▶ Problem description
State how many lines of the records contain the string "humana", and give no other information.

──────── Data supplied ────────

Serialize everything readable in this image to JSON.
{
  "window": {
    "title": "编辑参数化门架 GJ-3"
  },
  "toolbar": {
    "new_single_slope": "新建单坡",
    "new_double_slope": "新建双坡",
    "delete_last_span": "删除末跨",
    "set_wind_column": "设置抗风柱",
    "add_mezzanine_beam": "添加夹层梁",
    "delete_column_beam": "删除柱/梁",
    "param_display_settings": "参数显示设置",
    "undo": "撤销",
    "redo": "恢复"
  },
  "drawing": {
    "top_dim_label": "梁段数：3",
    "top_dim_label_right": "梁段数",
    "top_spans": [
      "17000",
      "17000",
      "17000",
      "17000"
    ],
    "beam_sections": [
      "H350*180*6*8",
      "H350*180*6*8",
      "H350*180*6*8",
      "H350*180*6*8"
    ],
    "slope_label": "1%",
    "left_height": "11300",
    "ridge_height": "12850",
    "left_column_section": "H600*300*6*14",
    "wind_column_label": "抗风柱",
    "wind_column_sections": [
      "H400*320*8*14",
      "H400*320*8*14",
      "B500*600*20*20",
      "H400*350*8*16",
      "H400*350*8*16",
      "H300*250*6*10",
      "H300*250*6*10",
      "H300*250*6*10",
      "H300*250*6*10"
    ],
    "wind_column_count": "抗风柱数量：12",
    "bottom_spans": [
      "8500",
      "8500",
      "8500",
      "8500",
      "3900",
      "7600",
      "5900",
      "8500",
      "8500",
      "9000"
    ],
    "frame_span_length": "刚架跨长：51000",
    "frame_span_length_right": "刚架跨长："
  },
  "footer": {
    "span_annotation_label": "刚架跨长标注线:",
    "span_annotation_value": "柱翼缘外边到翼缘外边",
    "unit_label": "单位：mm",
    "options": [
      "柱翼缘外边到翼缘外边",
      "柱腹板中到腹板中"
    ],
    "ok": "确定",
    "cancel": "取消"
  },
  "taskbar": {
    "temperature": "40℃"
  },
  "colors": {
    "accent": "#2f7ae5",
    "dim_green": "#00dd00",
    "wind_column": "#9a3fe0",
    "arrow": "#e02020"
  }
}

────────
──────── Data supplied ────────

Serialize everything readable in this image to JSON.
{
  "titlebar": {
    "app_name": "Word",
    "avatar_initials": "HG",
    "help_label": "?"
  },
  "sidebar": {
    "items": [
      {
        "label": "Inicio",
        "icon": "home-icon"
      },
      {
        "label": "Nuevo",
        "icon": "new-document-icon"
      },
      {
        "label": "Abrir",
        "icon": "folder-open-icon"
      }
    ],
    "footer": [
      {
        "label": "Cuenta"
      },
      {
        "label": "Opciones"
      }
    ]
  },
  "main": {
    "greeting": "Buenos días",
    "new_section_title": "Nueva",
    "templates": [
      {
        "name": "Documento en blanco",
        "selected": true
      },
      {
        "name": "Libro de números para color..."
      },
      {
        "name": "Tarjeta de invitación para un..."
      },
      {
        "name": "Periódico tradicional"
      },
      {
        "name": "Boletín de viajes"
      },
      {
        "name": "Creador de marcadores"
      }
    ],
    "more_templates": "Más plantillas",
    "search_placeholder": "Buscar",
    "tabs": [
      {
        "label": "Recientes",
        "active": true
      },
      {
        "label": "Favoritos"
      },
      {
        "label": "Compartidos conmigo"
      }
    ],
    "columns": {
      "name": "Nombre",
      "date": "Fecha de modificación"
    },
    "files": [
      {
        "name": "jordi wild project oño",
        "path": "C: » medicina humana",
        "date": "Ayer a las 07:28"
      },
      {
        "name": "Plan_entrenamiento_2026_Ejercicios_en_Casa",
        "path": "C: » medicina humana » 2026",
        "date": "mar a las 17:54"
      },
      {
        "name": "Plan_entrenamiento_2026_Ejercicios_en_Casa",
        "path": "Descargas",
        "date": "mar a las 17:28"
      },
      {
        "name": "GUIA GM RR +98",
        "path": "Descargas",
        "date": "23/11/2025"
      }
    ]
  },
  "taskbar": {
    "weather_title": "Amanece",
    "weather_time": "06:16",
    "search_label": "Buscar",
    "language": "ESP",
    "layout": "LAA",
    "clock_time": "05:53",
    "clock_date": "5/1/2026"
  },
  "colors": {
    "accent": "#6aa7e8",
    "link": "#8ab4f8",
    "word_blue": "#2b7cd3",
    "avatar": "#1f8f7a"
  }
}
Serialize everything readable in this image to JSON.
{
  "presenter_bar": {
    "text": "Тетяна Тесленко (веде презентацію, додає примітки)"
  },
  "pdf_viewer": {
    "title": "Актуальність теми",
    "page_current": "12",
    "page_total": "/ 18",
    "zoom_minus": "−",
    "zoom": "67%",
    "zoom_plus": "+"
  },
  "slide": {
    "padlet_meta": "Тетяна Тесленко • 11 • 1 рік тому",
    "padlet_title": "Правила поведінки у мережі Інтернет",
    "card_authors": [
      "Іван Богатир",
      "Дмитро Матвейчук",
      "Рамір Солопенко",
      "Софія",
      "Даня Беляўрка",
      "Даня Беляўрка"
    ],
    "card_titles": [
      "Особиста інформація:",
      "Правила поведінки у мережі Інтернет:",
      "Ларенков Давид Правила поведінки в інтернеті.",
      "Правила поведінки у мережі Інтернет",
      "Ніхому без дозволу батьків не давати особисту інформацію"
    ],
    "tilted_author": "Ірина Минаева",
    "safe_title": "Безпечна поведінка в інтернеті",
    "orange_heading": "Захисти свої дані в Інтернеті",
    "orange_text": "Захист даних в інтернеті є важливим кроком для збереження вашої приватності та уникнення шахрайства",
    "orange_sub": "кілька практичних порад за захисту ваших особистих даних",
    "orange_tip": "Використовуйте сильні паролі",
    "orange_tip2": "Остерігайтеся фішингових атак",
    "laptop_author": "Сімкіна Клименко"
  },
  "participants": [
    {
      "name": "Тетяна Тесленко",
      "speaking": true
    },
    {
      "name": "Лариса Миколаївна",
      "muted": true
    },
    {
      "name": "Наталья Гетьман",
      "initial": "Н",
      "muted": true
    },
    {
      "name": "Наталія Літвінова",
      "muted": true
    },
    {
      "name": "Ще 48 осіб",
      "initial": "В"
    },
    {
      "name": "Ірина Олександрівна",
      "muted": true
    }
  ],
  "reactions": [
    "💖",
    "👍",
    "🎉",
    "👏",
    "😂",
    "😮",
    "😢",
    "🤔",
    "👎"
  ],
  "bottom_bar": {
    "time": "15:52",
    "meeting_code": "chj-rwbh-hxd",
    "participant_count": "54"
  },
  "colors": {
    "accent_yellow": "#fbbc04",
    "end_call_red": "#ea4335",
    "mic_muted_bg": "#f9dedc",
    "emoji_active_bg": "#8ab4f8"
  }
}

────────
──────── Data supplied ────────

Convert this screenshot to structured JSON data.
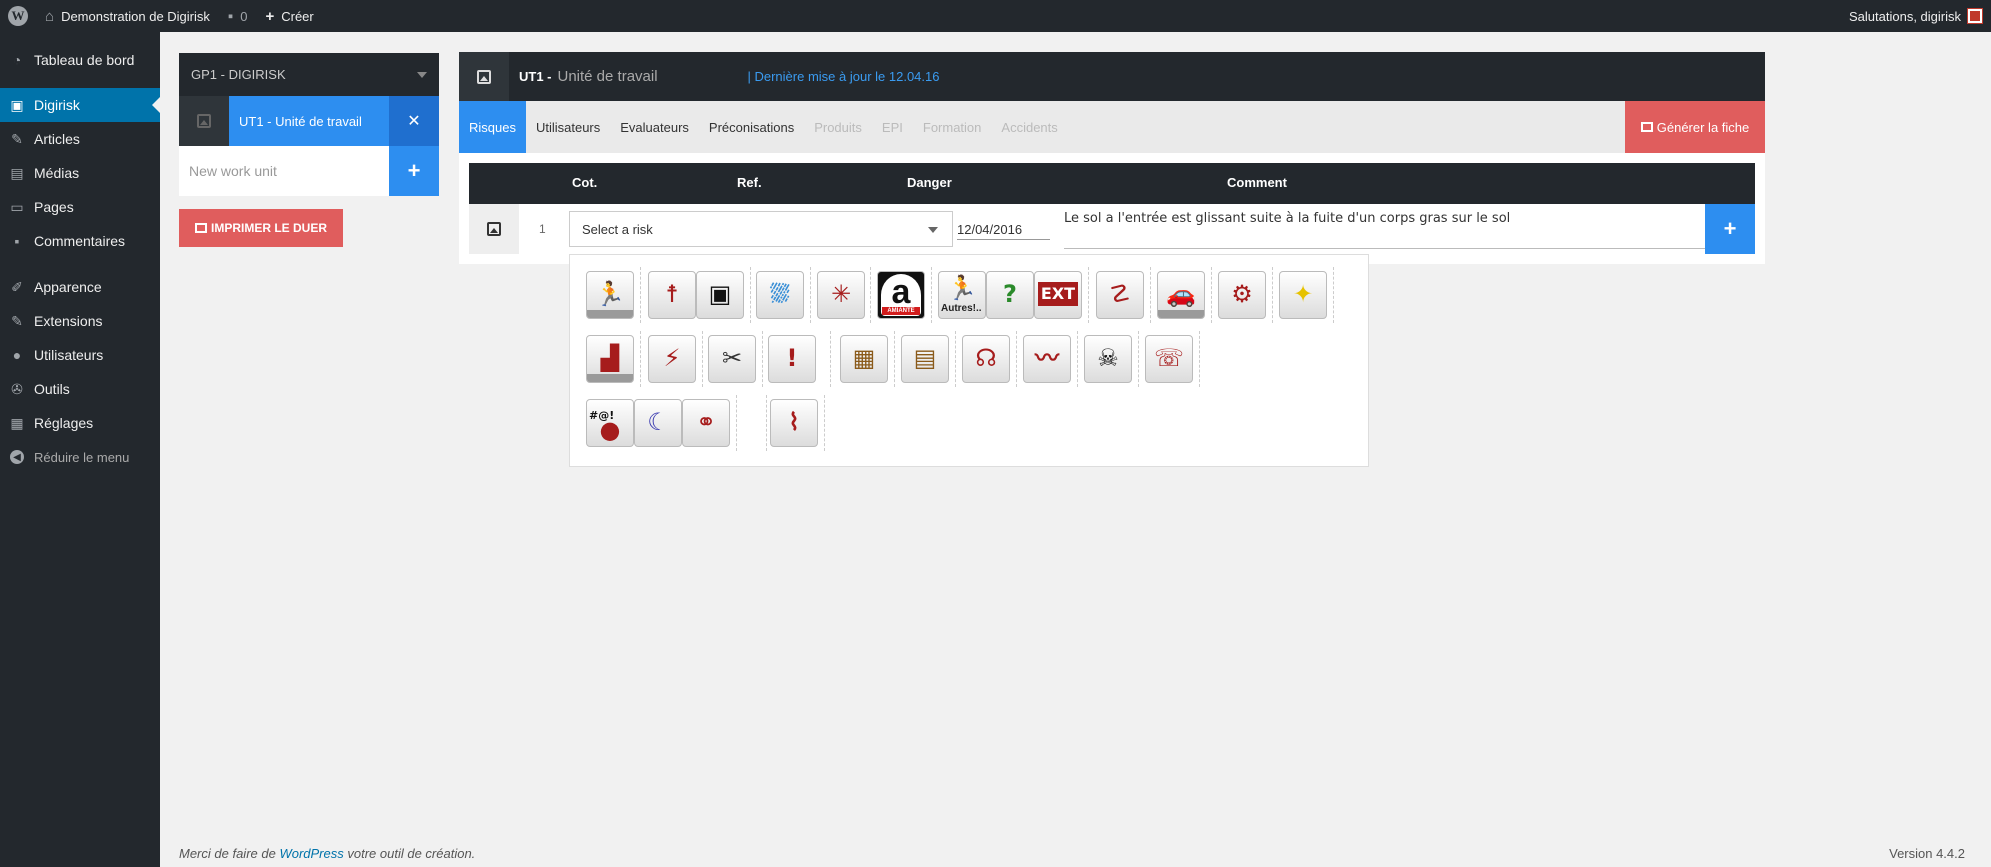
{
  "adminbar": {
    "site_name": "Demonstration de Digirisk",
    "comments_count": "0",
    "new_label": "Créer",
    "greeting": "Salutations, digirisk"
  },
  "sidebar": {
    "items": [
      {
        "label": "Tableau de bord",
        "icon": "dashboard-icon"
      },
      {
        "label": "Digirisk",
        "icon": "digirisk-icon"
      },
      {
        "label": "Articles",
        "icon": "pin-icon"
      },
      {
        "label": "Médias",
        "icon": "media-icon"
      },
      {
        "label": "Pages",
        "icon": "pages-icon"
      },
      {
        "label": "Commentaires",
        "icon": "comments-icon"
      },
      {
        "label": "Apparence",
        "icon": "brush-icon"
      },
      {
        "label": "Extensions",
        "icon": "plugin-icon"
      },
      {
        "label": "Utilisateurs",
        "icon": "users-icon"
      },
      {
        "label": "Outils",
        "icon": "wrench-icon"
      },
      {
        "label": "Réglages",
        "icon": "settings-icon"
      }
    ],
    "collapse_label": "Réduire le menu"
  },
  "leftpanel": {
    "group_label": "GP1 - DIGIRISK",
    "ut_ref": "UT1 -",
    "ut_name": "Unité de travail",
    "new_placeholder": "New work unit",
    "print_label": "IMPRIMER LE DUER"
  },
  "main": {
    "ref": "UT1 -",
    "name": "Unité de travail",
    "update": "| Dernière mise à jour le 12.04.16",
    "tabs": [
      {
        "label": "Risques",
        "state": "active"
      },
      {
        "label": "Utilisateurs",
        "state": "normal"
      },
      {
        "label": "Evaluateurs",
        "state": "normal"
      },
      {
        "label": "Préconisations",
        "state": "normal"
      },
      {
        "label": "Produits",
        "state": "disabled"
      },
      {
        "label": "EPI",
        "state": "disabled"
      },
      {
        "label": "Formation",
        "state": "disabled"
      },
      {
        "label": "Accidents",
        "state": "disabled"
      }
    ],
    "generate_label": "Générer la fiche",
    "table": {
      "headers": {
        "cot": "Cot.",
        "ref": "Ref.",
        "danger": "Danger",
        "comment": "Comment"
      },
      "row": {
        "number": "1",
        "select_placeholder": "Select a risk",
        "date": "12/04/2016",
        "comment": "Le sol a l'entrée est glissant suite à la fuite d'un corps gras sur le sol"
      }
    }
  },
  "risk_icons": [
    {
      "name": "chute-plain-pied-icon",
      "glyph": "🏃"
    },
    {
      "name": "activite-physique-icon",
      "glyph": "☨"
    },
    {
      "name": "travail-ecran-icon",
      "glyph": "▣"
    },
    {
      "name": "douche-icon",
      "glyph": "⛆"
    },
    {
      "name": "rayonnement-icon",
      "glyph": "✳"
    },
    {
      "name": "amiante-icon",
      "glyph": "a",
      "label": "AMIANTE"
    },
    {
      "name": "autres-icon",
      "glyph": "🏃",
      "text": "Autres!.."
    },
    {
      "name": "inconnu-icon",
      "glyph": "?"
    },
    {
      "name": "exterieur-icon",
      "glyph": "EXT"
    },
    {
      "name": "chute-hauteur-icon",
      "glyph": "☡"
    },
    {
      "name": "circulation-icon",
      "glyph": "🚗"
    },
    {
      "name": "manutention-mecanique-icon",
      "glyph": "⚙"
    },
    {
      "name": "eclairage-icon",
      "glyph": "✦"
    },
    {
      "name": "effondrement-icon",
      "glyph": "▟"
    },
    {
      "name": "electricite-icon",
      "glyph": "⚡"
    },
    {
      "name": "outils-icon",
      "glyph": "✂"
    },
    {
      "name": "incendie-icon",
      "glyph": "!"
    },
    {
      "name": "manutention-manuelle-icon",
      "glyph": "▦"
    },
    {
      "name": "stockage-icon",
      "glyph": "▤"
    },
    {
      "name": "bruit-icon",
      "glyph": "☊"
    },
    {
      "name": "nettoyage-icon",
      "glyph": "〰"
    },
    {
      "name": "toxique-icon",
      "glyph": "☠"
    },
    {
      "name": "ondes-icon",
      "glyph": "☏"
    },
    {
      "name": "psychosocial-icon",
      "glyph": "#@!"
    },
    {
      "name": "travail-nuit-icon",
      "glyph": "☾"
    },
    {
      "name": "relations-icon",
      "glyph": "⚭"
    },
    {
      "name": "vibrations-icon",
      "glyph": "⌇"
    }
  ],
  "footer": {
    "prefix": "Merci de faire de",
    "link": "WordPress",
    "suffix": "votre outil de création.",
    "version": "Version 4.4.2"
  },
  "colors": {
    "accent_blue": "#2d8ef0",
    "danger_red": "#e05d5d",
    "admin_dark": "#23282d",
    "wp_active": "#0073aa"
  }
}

────────

▶ Exercise response
2